• [Work instructions]
Would you copy out the whole listing exactly as given?

** begin Given records **

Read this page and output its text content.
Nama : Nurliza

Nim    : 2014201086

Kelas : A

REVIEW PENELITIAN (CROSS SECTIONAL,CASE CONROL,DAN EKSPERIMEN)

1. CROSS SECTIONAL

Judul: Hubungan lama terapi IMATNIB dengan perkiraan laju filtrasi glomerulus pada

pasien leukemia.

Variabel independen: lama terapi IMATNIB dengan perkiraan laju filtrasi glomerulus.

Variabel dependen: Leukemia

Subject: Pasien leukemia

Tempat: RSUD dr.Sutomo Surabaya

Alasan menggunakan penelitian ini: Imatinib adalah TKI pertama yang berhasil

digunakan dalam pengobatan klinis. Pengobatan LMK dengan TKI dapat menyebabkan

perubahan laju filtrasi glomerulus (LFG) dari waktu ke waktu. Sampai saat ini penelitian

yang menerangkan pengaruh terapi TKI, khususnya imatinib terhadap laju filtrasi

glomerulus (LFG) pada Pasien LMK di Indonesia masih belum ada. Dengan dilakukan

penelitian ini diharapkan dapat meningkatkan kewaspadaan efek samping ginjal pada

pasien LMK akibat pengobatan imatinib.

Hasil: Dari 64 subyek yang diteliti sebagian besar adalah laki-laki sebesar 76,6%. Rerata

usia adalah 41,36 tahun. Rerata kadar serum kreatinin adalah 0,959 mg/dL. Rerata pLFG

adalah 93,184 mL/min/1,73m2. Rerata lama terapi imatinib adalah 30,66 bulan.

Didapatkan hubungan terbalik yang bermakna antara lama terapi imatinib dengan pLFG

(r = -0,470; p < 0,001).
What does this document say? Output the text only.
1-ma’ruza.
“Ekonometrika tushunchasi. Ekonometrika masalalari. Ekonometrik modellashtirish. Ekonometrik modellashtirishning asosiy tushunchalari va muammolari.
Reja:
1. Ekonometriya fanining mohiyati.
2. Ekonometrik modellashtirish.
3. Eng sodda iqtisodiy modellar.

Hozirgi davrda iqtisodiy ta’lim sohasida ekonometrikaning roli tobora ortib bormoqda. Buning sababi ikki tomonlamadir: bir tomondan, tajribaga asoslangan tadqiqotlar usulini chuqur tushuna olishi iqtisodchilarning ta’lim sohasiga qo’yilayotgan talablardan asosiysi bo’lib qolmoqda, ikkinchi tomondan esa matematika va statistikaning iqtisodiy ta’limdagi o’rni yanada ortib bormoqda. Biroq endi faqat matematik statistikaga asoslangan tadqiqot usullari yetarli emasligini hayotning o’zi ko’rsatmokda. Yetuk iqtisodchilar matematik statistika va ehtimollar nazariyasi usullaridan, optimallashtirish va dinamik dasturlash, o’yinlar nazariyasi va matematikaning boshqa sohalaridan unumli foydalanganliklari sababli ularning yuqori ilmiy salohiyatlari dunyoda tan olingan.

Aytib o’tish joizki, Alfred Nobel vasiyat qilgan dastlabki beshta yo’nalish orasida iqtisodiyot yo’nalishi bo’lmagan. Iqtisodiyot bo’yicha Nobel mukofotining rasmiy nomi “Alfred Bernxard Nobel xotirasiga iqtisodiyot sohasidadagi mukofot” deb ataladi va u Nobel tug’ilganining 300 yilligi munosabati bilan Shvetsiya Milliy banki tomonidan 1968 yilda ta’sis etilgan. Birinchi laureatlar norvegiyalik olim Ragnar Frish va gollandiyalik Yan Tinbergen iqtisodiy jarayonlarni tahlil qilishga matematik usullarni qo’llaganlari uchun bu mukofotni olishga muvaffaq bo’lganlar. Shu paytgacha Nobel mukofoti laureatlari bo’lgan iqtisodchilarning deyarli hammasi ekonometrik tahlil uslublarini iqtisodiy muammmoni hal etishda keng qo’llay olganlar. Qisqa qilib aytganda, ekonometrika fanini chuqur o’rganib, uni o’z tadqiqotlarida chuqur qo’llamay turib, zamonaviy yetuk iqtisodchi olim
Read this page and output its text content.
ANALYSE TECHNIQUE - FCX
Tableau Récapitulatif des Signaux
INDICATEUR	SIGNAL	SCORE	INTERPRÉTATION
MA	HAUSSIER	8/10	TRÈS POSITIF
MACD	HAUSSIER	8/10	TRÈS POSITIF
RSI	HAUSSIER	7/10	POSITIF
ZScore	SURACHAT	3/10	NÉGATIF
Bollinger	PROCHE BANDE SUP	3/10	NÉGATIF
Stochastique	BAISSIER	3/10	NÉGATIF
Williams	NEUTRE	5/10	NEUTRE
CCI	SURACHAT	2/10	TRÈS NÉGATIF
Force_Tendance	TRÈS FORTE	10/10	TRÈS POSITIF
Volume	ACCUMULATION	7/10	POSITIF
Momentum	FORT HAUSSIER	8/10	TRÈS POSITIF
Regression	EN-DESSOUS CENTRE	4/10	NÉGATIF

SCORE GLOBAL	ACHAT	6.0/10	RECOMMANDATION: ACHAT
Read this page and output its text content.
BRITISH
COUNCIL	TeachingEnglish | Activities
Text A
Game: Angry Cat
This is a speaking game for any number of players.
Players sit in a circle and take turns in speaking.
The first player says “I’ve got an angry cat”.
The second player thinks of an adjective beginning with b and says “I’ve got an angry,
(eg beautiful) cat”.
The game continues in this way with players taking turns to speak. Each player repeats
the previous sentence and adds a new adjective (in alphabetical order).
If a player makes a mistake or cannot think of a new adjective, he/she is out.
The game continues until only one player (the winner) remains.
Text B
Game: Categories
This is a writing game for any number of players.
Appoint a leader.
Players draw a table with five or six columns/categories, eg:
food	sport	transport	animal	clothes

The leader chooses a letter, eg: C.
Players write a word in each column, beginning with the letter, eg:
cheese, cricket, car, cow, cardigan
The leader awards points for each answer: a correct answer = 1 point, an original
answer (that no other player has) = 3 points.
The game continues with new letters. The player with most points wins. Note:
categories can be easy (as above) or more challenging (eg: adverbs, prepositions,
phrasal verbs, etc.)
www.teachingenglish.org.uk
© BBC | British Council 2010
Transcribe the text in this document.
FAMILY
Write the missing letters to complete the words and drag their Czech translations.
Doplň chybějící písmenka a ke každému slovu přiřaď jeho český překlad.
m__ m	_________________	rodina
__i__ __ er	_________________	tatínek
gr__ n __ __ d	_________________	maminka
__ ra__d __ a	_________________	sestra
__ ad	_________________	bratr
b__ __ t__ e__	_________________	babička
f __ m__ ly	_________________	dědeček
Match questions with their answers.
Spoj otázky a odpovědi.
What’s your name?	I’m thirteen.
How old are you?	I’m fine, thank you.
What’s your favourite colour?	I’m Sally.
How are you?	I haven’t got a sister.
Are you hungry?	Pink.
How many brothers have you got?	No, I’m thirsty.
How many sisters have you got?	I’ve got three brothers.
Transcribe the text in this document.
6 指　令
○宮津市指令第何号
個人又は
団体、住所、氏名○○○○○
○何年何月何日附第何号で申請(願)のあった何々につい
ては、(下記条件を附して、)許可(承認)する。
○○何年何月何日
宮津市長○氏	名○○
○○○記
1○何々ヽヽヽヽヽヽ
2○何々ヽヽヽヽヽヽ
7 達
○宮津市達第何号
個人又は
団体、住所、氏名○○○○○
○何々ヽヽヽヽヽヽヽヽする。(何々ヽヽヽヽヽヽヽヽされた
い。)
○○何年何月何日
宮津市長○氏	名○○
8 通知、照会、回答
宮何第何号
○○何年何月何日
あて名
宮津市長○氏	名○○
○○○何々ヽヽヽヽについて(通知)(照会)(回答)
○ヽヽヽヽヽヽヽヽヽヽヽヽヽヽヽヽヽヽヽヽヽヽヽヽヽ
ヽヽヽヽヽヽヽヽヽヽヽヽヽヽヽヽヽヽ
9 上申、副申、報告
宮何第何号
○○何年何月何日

** end Given records **

• [Output]
Read this page and output its text content.
Nama : Nurliza

Nim    : 2014201086

Kelas : A

REVIEW PENELITIAN (CROSS SECTIONAL,CASE CONROL,DAN EKSPERIMEN)

1. CROSS SECTIONAL

Judul: Hubungan lama terapi IMATNIB dengan perkiraan laju filtrasi glomerulus pada

pasien leukemia.

Variabel independen: lama terapi IMATNIB dengan perkiraan laju filtrasi glomerulus.

Variabel dependen: Leukemia

Subject: Pasien leukemia

Tempat: RSUD dr.Sutomo Surabaya

Alasan menggunakan penelitian ini: Imatinib adalah TKI pertama yang berhasil

digunakan dalam pengobatan klinis. Pengobatan LMK dengan TKI dapat menyebabkan

perubahan laju filtrasi glomerulus (LFG) dari waktu ke waktu. Sampai saat ini penelitian

yang menerangkan pengaruh terapi TKI, khususnya imatinib terhadap laju filtrasi

glomerulus (LFG) pada Pasien LMK di Indonesia masih belum ada. Dengan dilakukan

penelitian ini diharapkan dapat meningkatkan kewaspadaan efek samping ginjal pada

pasien LMK akibat pengobatan imatinib.

Hasil: Dari 64 subyek yang diteliti sebagian besar adalah laki-laki sebesar 76,6%. Rerata

usia adalah 41,36 tahun. Rerata kadar serum kreatinin adalah 0,959 mg/dL. Rerata pLFG

adalah 93,184 mL/min/1,73m2. Rerata lama terapi imatinib adalah 30,66 bulan.

Didapatkan hubungan terbalik yang bermakna antara lama terapi imatinib dengan pLFG

(r = -0,470; p < 0,001).
What does this document say? Output the text only.
1-ma’ruza.
“Ekonometrika tushunchasi. Ekonometrika masalalari. Ekonometrik modellashtirish. Ekonometrik modellashtirishning asosiy tushunchalari va muammolari.
Reja:
1. Ekonometriya fanining mohiyati.
2. Ekonometrik modellashtirish.
3. Eng sodda iqtisodiy modellar.

Hozirgi davrda iqtisodiy ta’lim sohasida ekonometrikaning roli tobora ortib bormoqda. Buning sababi ikki tomonlamadir: bir tomondan, tajribaga asoslangan tadqiqotlar usulini chuqur tushuna olishi iqtisodchilarning ta’lim sohasiga qo’yilayotgan talablardan asosiysi bo’lib qolmoqda, ikkinchi tomondan esa matematika va statistikaning iqtisodiy ta’limdagi o’rni yanada ortib bormoqda. Biroq endi faqat matematik statistikaga asoslangan tadqiqot usullari yetarli emasligini hayotning o’zi ko’rsatmokda. Yetuk iqtisodchilar matematik statistika va ehtimollar nazariyasi usullaridan, optimallashtirish va dinamik dasturlash, o’yinlar nazariyasi va matematikaning boshqa sohalaridan unumli foydalanganliklari sababli ularning yuqori ilmiy salohiyatlari dunyoda tan olingan.

Aytib o’tish joizki, Alfred Nobel vasiyat qilgan dastlabki beshta yo’nalish orasida iqtisodiyot yo’nalishi bo’lmagan. Iqtisodiyot bo’yicha Nobel mukofotining rasmiy nomi “Alfred Bernxard Nobel xotirasiga iqtisodiyot sohasidadagi mukofot” deb ataladi va u Nobel tug’ilganining 300 yilligi munosabati bilan Shvetsiya Milliy banki tomonidan 1968 yilda ta’sis etilgan. Birinchi laureatlar norvegiyalik olim Ragnar Frish va gollandiyalik Yan Tinbergen iqtisodiy jarayonlarni tahlil qilishga matematik usullarni qo’llaganlari uchun bu mukofotni olishga muvaffaq bo’lganlar. Shu paytgacha Nobel mukofoti laureatlari bo’lgan iqtisodchilarning deyarli hammasi ekonometrik tahlil uslublarini iqtisodiy muammmoni hal etishda keng qo’llay olganlar. Qisqa qilib aytganda, ekonometrika fanini chuqur o’rganib, uni o’z tadqiqotlarida chuqur qo’llamay turib, zamonaviy yetuk iqtisodchi olim
Read this page and output its text content.
ANALYSE TECHNIQUE - FCX
Tableau Récapitulatif des Signaux
INDICATEUR	SIGNAL	SCORE	INTERPRÉTATION
MA	HAUSSIER	8/10	TRÈS POSITIF
MACD	HAUSSIER	8/10	TRÈS POSITIF
RSI	HAUSSIER	7/10	POSITIF
ZScore	SURACHAT	3/10	NÉGATIF
Bollinger	PROCHE BANDE SUP	3/10	NÉGATIF
Stochastique	BAISSIER	3/10	NÉGATIF
Williams	NEUTRE	5/10	NEUTRE
CCI	SURACHAT	2/10	TRÈS NÉGATIF
Force_Tendance	TRÈS FORTE	10/10	TRÈS POSITIF
Volume	ACCUMULATION	7/10	POSITIF
Momentum	FORT HAUSSIER	8/10	TRÈS POSITIF
Regression	EN-DESSOUS CENTRE	4/10	NÉGATIF

SCORE GLOBAL	ACHAT	6.0/10	RECOMMANDATION: ACHAT
Read this page and output its text content.
BRITISH
COUNCIL	TeachingEnglish | Activities
Text A
Game: Angry Cat
This is a speaking game for any number of players.
Players sit in a circle and take turns in speaking.
The first player says “I’ve got an angry cat”.
The second player thinks of an adjective beginning with b and says “I’ve got an angry,
(eg beautiful) cat”.
The game continues in this way with players taking turns to speak. Each player repeats
the previous sentence and adds a new adjective (in alphabetical order).
If a player makes a mistake or cannot think of a new adjective, he/she is out.
The game continues until only one player (the winner) remains.
Text B
Game: Categories
This is a writing game for any number of players.
Appoint a leader.
Players draw a table with five or six columns/categories, eg:
food	sport	transport	animal	clothes

The leader chooses a letter, eg: C.
Players write a word in each column, beginning with the letter, eg:
cheese, cricket, car, cow, cardigan
The leader awards points for each answer: a correct answer = 1 point, an original
answer (that no other player has) = 3 points.
The game continues with new letters. The player with most points wins. Note:
categories can be easy (as above) or more challenging (eg: adverbs, prepositions,
phrasal verbs, etc.)
www.teachingenglish.org.uk
© BBC | British Council 2010
Transcribe the text in this document.
FAMILY
Write the missing letters to complete the words and drag their Czech translations.
Doplň chybějící písmenka a ke každému slovu přiřaď jeho český překlad.
m__ m	_________________	rodina
__i__ __ er	_________________	tatínek
gr__ n __ __ d	_________________	maminka
__ ra__d __ a	_________________	sestra
__ ad	_________________	bratr
b__ __ t__ e__	_________________	babička
f __ m__ ly	_________________	dědeček
Match questions with their answers.
Spoj otázky a odpovědi.
What’s your name?	I’m thirteen.
How old are you?	I’m fine, thank you.
What’s your favourite colour?	I’m Sally.
How are you?	I haven’t got a sister.
Are you hungry?	Pink.
How many brothers have you got?	No, I’m thirsty.
How many sisters have you got?	I’ve got three brothers.
Transcribe the text in this document.
6 指　令
○宮津市指令第何号
個人又は
団体、住所、氏名○○○○○
○何年何月何日附第何号で申請(願)のあった何々につい
ては、(下記条件を附して、)許可(承認)する。
○○何年何月何日
宮津市長○氏	名○○
○○○記
1○何々ヽヽヽヽヽヽ
2○何々ヽヽヽヽヽヽ
7 達
○宮津市達第何号
個人又は
団体、住所、氏名○○○○○
○何々ヽヽヽヽヽヽヽヽする。(何々ヽヽヽヽヽヽヽヽされた
い。)
○○何年何月何日
宮津市長○氏	名○○
8 通知、照会、回答
宮何第何号
○○何年何月何日
あて名
宮津市長○氏	名○○
○○○何々ヽヽヽヽについて(通知)(照会)(回答)
○ヽヽヽヽヽヽヽヽヽヽヽヽヽヽヽヽヽヽヽヽヽヽヽヽヽ
ヽヽヽヽヽヽヽヽヽヽヽヽヽヽヽヽヽヽ
9 上申、副申、報告
宮何第何号
○○何年何月何日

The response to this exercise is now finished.